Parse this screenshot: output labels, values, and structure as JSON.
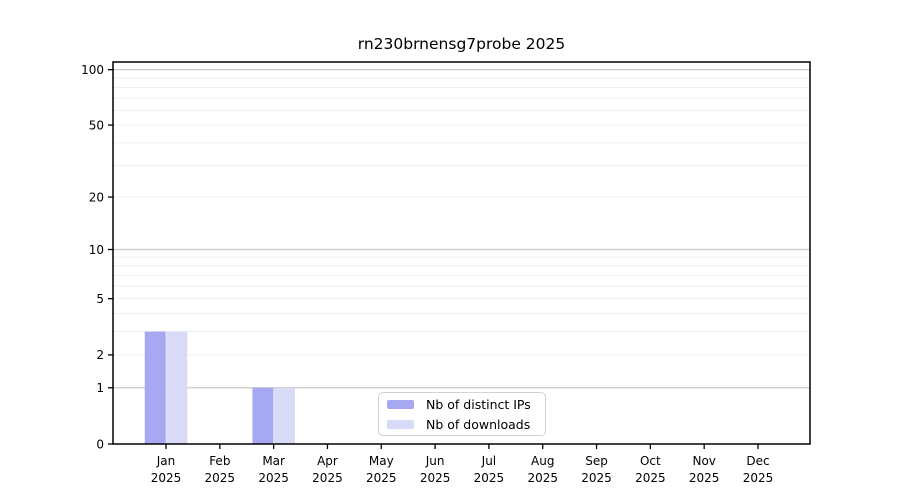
{
  "chart_data": {
    "type": "bar",
    "title": "rn230brnensg7probe 2025",
    "categories": [
      {
        "month": "Jan",
        "year": "2025"
      },
      {
        "month": "Feb",
        "year": "2025"
      },
      {
        "month": "Mar",
        "year": "2025"
      },
      {
        "month": "Apr",
        "year": "2025"
      },
      {
        "month": "May",
        "year": "2025"
      },
      {
        "month": "Jun",
        "year": "2025"
      },
      {
        "month": "Jul",
        "year": "2025"
      },
      {
        "month": "Aug",
        "year": "2025"
      },
      {
        "month": "Sep",
        "year": "2025"
      },
      {
        "month": "Oct",
        "year": "2025"
      },
      {
        "month": "Nov",
        "year": "2025"
      },
      {
        "month": "Dec",
        "year": "2025"
      }
    ],
    "series": [
      {
        "name": "Nb of distinct IPs",
        "color": "#a7a8f2",
        "values": [
          3,
          0,
          1,
          0,
          0,
          0,
          0,
          0,
          0,
          0,
          0,
          0
        ]
      },
      {
        "name": "Nb of downloads",
        "color": "#d9daf8",
        "values": [
          3,
          0,
          1,
          0,
          0,
          0,
          0,
          0,
          0,
          0,
          0,
          0
        ]
      }
    ],
    "y_axis": {
      "scale": "log10(1+v)",
      "ticks": [
        0,
        1,
        2,
        5,
        10,
        20,
        50,
        100
      ],
      "major_gridlines": [
        1,
        10,
        100
      ],
      "minor_gridlines": [
        2,
        3,
        4,
        5,
        6,
        7,
        8,
        9,
        20,
        30,
        40,
        50,
        60,
        70,
        80,
        90
      ],
      "ylim": [
        0,
        110
      ]
    },
    "legend": {
      "position": "inside-bottom-center",
      "items": [
        "Nb of distinct IPs",
        "Nb of downloads"
      ]
    },
    "grid": true
  },
  "colors": {
    "background": "#ffffff",
    "spine": "#000000",
    "text": "#000000",
    "grid_major": "#c9c9c9",
    "grid_minor": "#efefef",
    "legend_border": "#d2d2d2"
  }
}
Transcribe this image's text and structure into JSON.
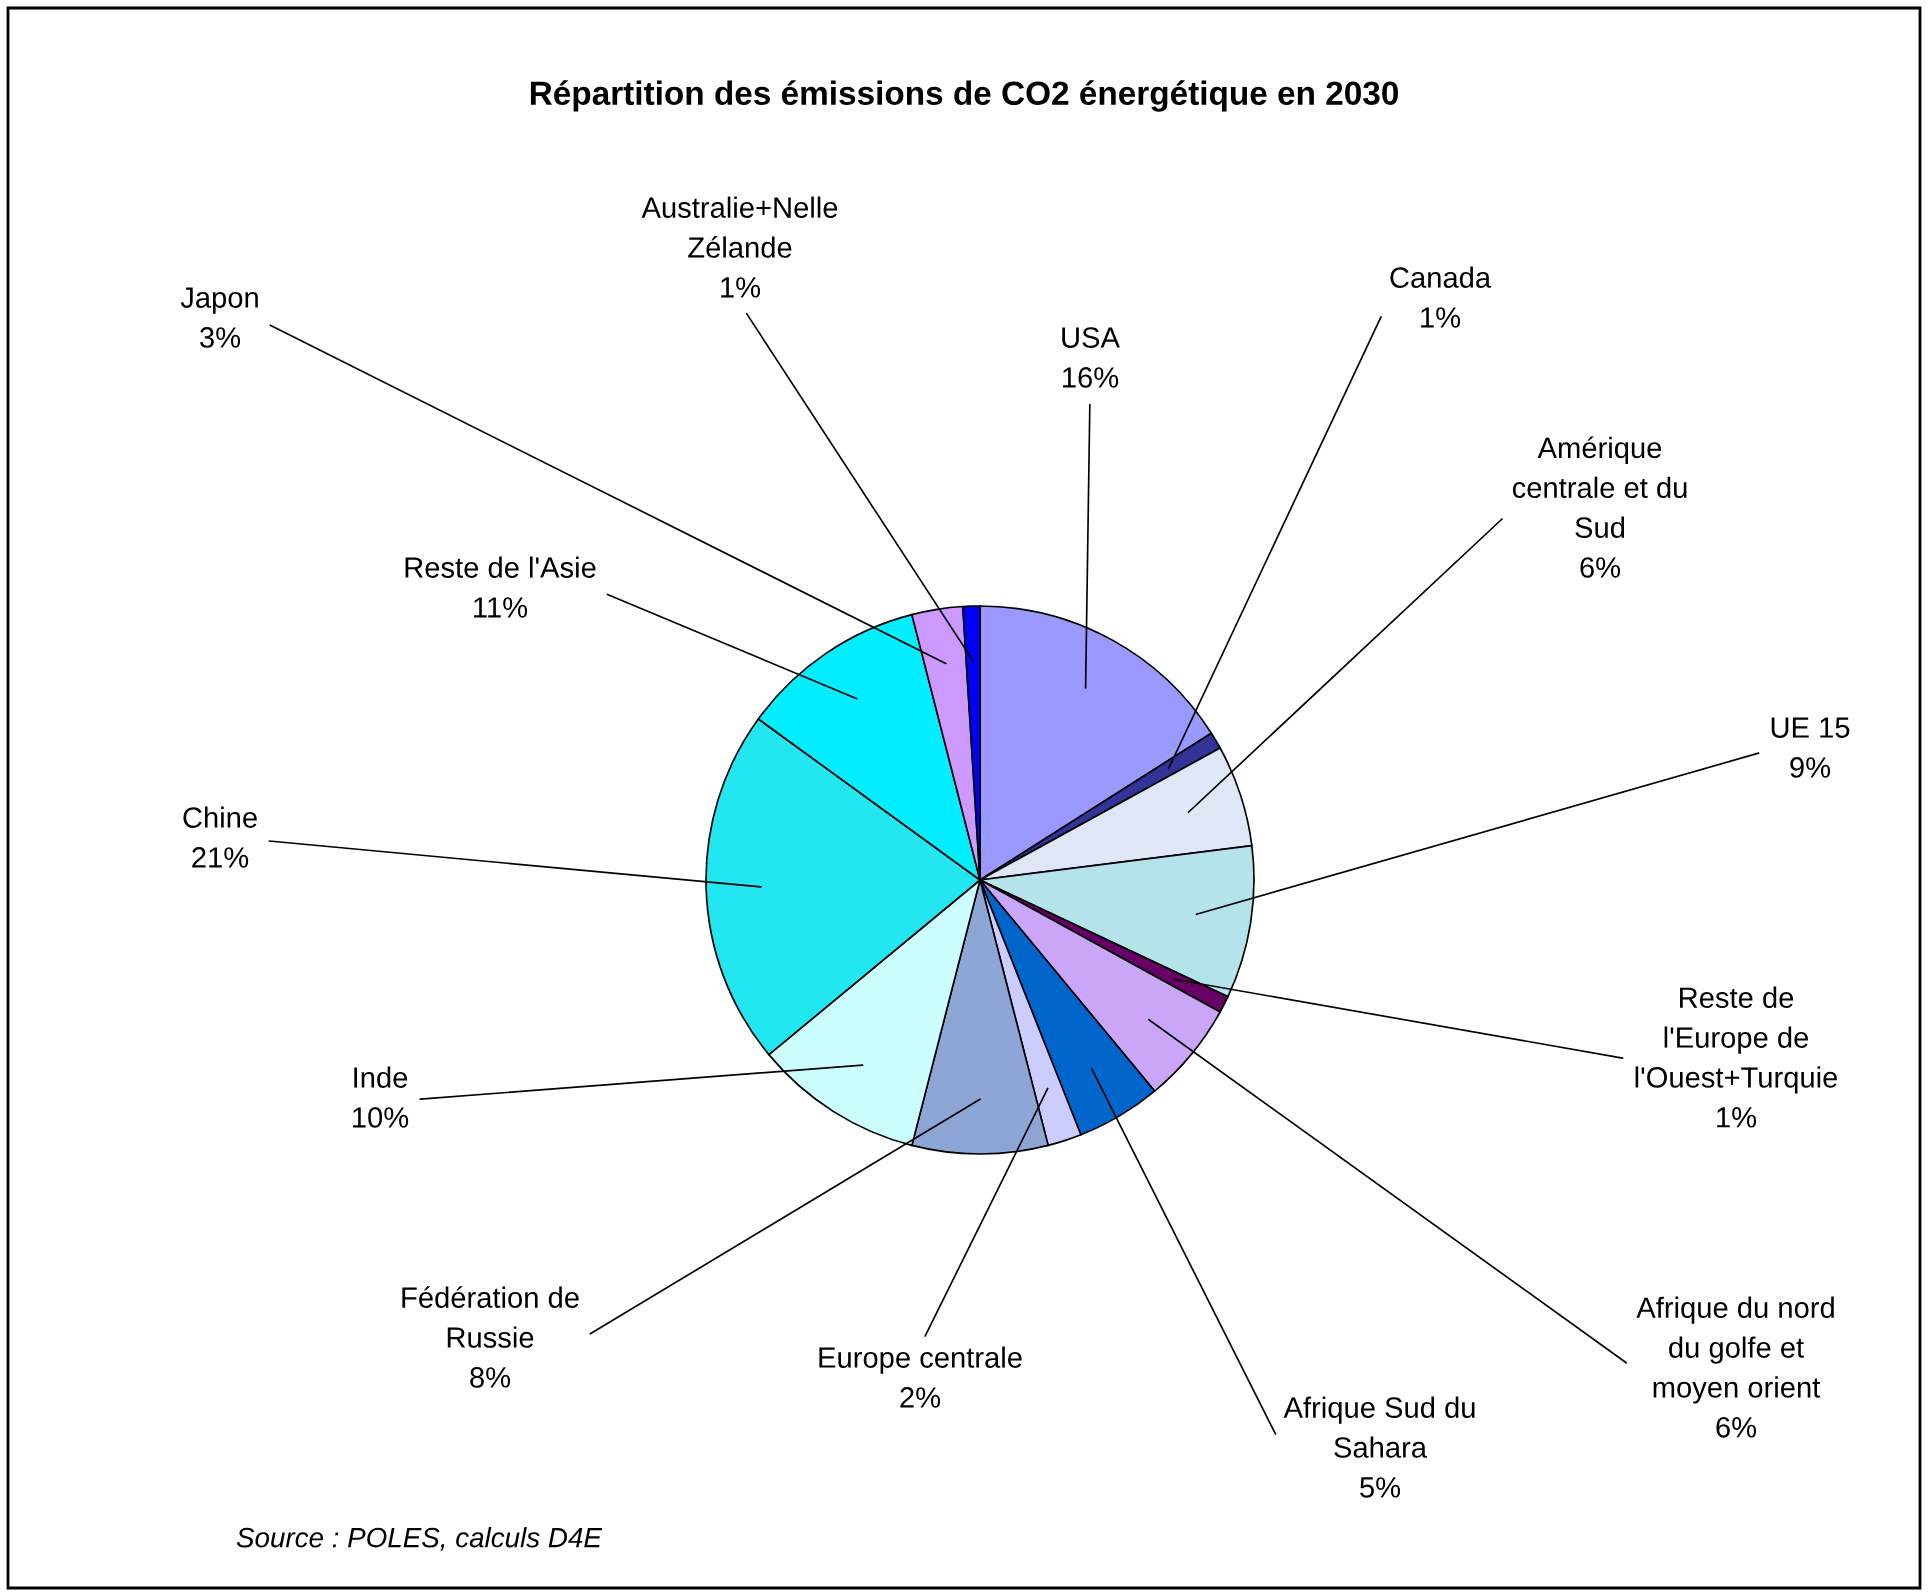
{
  "chart_data": {
    "type": "pie",
    "title": "Répartition des émissions de CO2 énergétique en 2030",
    "categories": [
      "USA",
      "Canada",
      "Amérique\ncentrale et du\nSud",
      "UE 15",
      "Reste de\nl'Europe de\nl'Ouest+Turquie",
      "Afrique du nord\ndu golfe et\nmoyen orient",
      "Afrique Sud du\nSahara",
      "Europe centrale",
      "Fédération de\nRussie",
      "Inde",
      "Chine",
      "Reste de l'Asie",
      "Japon",
      "Australie+Nelle\nZélande"
    ],
    "values": [
      16,
      1,
      6,
      9,
      1,
      6,
      5,
      2,
      8,
      10,
      21,
      11,
      3,
      1
    ],
    "colors": [
      "#9999ff",
      "#333399",
      "#dfe6f6",
      "#b4e4ea",
      "#660066",
      "#c9a6f7",
      "#0066cc",
      "#ccccff",
      "#8ea6d6",
      "#ccffff",
      "#22e6f0",
      "#00eeff",
      "#cc99ff",
      "#0000ff"
    ],
    "value_labels": [
      "16%",
      "1%",
      "6%",
      "9%",
      "1%",
      "6%",
      "5%",
      "2%",
      "8%",
      "10%",
      "21%",
      "11%",
      "3%",
      "1%"
    ],
    "annotations": [
      "Source : POLES, calculs D4E"
    ]
  }
}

-- Task requirements --
Within the entries above, work out how many lines contain the word "distinct". The number alone is the answer.

-- Output of the exercise --
2